DOCUMENT SECTION —

- - - -

Pure Storage: A High-Conviction AI Infrastructure Play for Long-Term Investors
Pure Storage (NYSE: PSTG) is increasingly emerging as a compelling opportunity in the AI investment landscape. As artificial intelligence becomes more effective and widespread, the demand for high-performance, scalable storage infrastructure has surged — and Pure Storage is one of the few companies perfectly positioned to meet that demand.
In this article, I’ll dive deep into Pure Storage’s business model, its long-term financial performance, revenue growth, returns on investor capital, and operational cash flow. I’ll also walk you through my proprietary discounted cash flow (DCF) valuation and conclude with a Buy, Hold, or Sell rating on the stock.
Stock Performance
As of the latest trading session, Pure Storage Inc. (PSTG) stock is priced at $55.44, experiencing a slight decline of $0.63 (-1.12%) from the previous close. The stock's intraday range was between $54.40 and $56.04, with a trading volume of approximately 2.77 million shares. The company has a market capitalization of about $16.7 billion and a price-to-earnings (P/E) ratio of 128.69.
Strategic Initiatives and Innovations
Pure Storage continues to focus on enhancing its data storage solutions, particularly in areas critical to customers such as artificial intelligence (AI) and cyber resiliency. The company is set to unveil industry-first innovations at the upcoming Pure//Accelerate 2024 event, scheduled for June 18–21 in Las Vegas. These advancements aim to address the evolving needs of enterprises in managing and securing their data efficiently.

- - - -

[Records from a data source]
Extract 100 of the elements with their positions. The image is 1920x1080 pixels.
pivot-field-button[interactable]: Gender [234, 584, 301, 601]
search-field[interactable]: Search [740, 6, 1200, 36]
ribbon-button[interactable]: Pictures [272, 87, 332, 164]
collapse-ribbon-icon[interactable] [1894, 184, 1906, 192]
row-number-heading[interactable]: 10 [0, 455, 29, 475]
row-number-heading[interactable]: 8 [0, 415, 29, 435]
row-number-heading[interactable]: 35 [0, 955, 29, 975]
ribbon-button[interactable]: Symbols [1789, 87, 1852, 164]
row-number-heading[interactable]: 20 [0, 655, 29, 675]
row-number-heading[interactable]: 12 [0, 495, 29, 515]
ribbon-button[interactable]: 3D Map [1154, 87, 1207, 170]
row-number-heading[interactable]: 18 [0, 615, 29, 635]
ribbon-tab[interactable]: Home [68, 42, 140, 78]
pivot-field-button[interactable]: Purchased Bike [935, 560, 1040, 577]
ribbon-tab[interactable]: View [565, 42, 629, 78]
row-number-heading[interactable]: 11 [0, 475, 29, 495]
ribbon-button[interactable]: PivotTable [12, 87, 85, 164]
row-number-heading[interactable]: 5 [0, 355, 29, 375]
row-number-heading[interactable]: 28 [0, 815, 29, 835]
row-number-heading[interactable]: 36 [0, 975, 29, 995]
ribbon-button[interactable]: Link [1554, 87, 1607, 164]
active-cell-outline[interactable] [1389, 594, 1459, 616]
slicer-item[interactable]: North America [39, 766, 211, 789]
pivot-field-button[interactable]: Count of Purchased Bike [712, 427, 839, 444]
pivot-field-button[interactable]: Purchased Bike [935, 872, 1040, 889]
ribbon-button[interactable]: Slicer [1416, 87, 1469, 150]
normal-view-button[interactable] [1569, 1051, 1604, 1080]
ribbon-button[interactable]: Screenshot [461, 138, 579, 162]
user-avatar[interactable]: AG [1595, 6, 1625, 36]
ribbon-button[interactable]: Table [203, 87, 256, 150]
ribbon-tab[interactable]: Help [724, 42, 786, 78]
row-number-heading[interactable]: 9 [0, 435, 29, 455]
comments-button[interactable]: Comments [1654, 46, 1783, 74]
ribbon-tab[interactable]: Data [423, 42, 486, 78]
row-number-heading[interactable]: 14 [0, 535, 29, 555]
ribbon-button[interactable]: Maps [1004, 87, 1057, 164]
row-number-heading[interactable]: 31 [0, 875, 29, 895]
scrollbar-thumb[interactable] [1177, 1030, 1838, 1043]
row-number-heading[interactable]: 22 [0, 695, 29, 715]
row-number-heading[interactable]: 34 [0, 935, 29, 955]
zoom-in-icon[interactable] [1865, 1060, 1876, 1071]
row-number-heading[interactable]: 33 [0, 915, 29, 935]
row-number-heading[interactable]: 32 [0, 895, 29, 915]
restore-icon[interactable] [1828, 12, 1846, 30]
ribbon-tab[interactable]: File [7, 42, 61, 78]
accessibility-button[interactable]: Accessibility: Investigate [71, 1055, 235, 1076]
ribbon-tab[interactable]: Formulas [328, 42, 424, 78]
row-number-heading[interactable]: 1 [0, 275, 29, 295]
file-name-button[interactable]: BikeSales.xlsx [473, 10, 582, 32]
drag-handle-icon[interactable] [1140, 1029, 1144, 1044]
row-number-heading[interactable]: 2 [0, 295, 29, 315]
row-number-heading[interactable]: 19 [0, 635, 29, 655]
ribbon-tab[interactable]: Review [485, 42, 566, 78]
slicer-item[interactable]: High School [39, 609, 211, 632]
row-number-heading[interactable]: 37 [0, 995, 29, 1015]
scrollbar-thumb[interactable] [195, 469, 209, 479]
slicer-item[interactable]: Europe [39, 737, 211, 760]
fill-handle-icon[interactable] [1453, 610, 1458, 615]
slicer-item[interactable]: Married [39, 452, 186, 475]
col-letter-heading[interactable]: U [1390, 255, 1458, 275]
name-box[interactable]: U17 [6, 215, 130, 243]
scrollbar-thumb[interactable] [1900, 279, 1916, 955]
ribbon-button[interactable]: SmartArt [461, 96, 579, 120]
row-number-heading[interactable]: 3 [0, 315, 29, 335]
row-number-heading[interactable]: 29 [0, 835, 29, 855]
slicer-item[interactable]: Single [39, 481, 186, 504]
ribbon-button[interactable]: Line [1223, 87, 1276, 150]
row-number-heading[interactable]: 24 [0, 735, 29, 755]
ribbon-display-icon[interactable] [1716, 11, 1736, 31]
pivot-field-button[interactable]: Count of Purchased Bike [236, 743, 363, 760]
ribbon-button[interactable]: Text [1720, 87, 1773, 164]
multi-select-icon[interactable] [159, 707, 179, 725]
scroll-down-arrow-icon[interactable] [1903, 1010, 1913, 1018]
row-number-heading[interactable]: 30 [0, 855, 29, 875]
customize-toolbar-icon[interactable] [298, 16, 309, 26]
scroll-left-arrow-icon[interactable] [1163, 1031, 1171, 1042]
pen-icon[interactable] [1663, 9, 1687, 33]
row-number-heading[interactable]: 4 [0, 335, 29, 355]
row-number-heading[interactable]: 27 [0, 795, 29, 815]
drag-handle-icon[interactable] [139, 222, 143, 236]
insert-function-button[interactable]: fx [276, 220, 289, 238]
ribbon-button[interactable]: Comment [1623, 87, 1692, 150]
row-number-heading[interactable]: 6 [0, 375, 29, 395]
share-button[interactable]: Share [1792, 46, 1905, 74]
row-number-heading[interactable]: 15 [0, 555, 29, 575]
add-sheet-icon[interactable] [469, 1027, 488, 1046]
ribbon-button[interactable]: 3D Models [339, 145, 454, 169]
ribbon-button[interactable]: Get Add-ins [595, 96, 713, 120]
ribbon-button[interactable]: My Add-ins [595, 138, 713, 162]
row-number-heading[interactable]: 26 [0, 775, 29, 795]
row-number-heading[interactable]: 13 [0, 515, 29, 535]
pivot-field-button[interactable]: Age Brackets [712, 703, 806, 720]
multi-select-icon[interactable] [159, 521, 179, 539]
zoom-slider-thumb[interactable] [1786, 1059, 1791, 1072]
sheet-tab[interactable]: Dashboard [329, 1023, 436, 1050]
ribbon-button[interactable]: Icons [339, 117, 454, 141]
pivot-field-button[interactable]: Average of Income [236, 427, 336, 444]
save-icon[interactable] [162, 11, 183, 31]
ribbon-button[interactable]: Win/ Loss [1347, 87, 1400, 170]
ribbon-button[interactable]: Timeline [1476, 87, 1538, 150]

- - - -

EXERCISE INSTRUCTIONS —
A. Answer these questions about the Pure Storage article:
(i) On which stock exchange is Pure Storage listed?
(ii) About how many shares traded during the latest session?
(iii) When and where is Pure//Accelerate 2024 scheduled to take place?
B. Please write out the Pure Storage article exactly from "Stock Performance" up to and including "their data efficiently.".

RESULTS OF THE TASKS —
A.
(i) NYSE
(ii) Approximately 2.77 million shares
(iii) June 18–21 in Las Vegas

B.
Stock Performance
As of the latest trading session, Pure Storage Inc. (PSTG) stock is priced at $55.44, experiencing a slight decline of $0.63 (-1.12%) from the previous close. The stock's intraday range was between $54.40 and $56.04, with a trading volume of approximately 2.77 million shares. The company has a market capitalization of about $16.7 billion and a price-to-earnings (P/E) ratio of 128.69.
Strategic Initiatives and Innovations
Pure Storage continues to focus on enhancing its data storage solutions, particularly in areas critical to customers such as artificial intelligence (AI) and cyber resiliency. The company is set to unveil industry-first innovations at the upcoming Pure//Accelerate 2024 event, scheduled for June 18–21 in Las Vegas. These advancements aim to address the evolving needs of enterprises in managing and securing their data efficiently.